- [Work task] Nothing in the entries may be altered; copy them in full.

- [Given data]

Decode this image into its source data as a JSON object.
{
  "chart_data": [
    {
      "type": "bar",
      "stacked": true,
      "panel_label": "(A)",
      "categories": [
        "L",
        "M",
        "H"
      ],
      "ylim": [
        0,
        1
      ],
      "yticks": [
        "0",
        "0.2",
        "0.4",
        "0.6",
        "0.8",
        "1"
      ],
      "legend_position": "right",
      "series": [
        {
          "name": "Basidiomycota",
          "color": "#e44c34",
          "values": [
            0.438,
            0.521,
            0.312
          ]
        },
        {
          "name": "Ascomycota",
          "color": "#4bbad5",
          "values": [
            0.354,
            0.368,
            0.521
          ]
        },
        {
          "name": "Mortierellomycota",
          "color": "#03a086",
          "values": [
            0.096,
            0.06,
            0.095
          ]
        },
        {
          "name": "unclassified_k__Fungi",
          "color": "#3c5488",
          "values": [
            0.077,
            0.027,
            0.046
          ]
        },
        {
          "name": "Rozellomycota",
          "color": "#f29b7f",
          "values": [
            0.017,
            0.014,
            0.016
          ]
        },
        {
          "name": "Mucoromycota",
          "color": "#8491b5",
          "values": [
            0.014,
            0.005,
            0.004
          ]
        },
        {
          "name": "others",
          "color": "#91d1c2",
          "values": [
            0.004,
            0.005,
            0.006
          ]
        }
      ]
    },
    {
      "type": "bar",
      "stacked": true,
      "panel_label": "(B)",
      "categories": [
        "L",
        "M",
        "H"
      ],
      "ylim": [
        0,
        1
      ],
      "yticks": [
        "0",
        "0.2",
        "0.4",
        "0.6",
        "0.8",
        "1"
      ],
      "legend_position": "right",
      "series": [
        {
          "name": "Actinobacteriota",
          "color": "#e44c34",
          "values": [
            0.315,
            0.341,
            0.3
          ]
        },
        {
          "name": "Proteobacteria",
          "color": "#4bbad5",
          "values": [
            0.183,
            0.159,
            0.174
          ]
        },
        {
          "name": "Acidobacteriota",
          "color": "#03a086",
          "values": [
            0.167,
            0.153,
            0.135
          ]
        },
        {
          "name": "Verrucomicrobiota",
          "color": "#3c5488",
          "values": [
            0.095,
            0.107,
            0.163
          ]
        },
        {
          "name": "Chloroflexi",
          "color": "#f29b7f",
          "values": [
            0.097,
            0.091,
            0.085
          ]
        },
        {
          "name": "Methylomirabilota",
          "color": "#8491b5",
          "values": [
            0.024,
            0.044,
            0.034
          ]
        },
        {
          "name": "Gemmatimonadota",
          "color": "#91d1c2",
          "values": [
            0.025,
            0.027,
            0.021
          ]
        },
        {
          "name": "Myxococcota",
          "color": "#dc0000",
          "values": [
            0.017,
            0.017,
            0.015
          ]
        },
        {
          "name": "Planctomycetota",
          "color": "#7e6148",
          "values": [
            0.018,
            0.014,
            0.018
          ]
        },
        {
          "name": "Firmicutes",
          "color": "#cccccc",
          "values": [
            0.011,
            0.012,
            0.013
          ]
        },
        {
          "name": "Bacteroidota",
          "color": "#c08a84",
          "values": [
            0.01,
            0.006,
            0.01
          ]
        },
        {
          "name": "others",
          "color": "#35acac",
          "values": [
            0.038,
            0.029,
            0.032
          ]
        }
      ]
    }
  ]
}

- [Result below]
Decode this image into its source data as a JSON object.
{
  "chart_data": [
    {
      "type": "bar",
      "stacked": true,
      "panel_label": "(A)",
      "categories": [
        "L",
        "M",
        "H"
      ],
      "ylim": [
        0,
        1
      ],
      "yticks": [
        "0",
        "0.2",
        "0.4",
        "0.6",
        "0.8",
        "1"
      ],
      "legend_position": "right",
      "series": [
        {
          "name": "Basidiomycota",
          "color": "#e44c34",
          "values": [
            0.438,
            0.521,
            0.312
          ]
        },
        {
          "name": "Ascomycota",
          "color": "#4bbad5",
          "values": [
            0.354,
            0.368,
            0.521
          ]
        },
        {
          "name": "Mortierellomycota",
          "color": "#03a086",
          "values": [
            0.096,
            0.06,
            0.095
          ]
        },
        {
          "name": "unclassified_k__Fungi",
          "color": "#3c5488",
          "values": [
            0.077,
            0.027,
            0.046
          ]
        },
        {
          "name": "Rozellomycota",
          "color": "#f29b7f",
          "values": [
            0.017,
            0.014,
            0.016
          ]
        },
        {
          "name": "Mucoromycota",
          "color": "#8491b5",
          "values": [
            0.014,
            0.005,
            0.004
          ]
        },
        {
          "name": "others",
          "color": "#91d1c2",
          "values": [
            0.004,
            0.005,
            0.006
          ]
        }
      ]
    },
    {
      "type": "bar",
      "stacked": true,
      "panel_label": "(B)",
      "categories": [
        "L",
        "M",
        "H"
      ],
      "ylim": [
        0,
        1
      ],
      "yticks": [
        "0",
        "0.2",
        "0.4",
        "0.6",
        "0.8",
        "1"
      ],
      "legend_position": "right",
      "series": [
        {
          "name": "Actinobacteriota",
          "color": "#e44c34",
          "values": [
            0.315,
            0.341,
            0.3
          ]
        },
        {
          "name": "Proteobacteria",
          "color": "#4bbad5",
          "values": [
            0.183,
            0.159,
            0.174
          ]
        },
        {
          "name": "Acidobacteriota",
          "color": "#03a086",
          "values": [
            0.167,
            0.153,
            0.135
          ]
        },
        {
          "name": "Verrucomicrobiota",
          "color": "#3c5488",
          "values": [
            0.095,
            0.107,
            0.163
          ]
        },
        {
          "name": "Chloroflexi",
          "color": "#f29b7f",
          "values": [
            0.097,
            0.091,
            0.085
          ]
        },
        {
          "name": "Methylomirabilota",
          "color": "#8491b5",
          "values": [
            0.024,
            0.044,
            0.034
          ]
        },
        {
          "name": "Gemmatimonadota",
          "color": "#91d1c2",
          "values": [
            0.025,
            0.027,
            0.021
          ]
        },
        {
          "name": "Myxococcota",
          "color": "#dc0000",
          "values": [
            0.017,
            0.017,
            0.015
          ]
        },
        {
          "name": "Planctomycetota",
          "color": "#7e6148",
          "values": [
            0.018,
            0.014,
            0.018
          ]
        },
        {
          "name": "Firmicutes",
          "color": "#cccccc",
          "values": [
            0.011,
            0.012,
            0.013
          ]
        },
        {
          "name": "Bacteroidota",
          "color": "#c08a84",
          "values": [
            0.01,
            0.006,
            0.01
          ]
        },
        {
          "name": "others",
          "color": "#35acac",
          "values": [
            0.038,
            0.029,
            0.032
          ]
        }
      ]
    }
  ]
}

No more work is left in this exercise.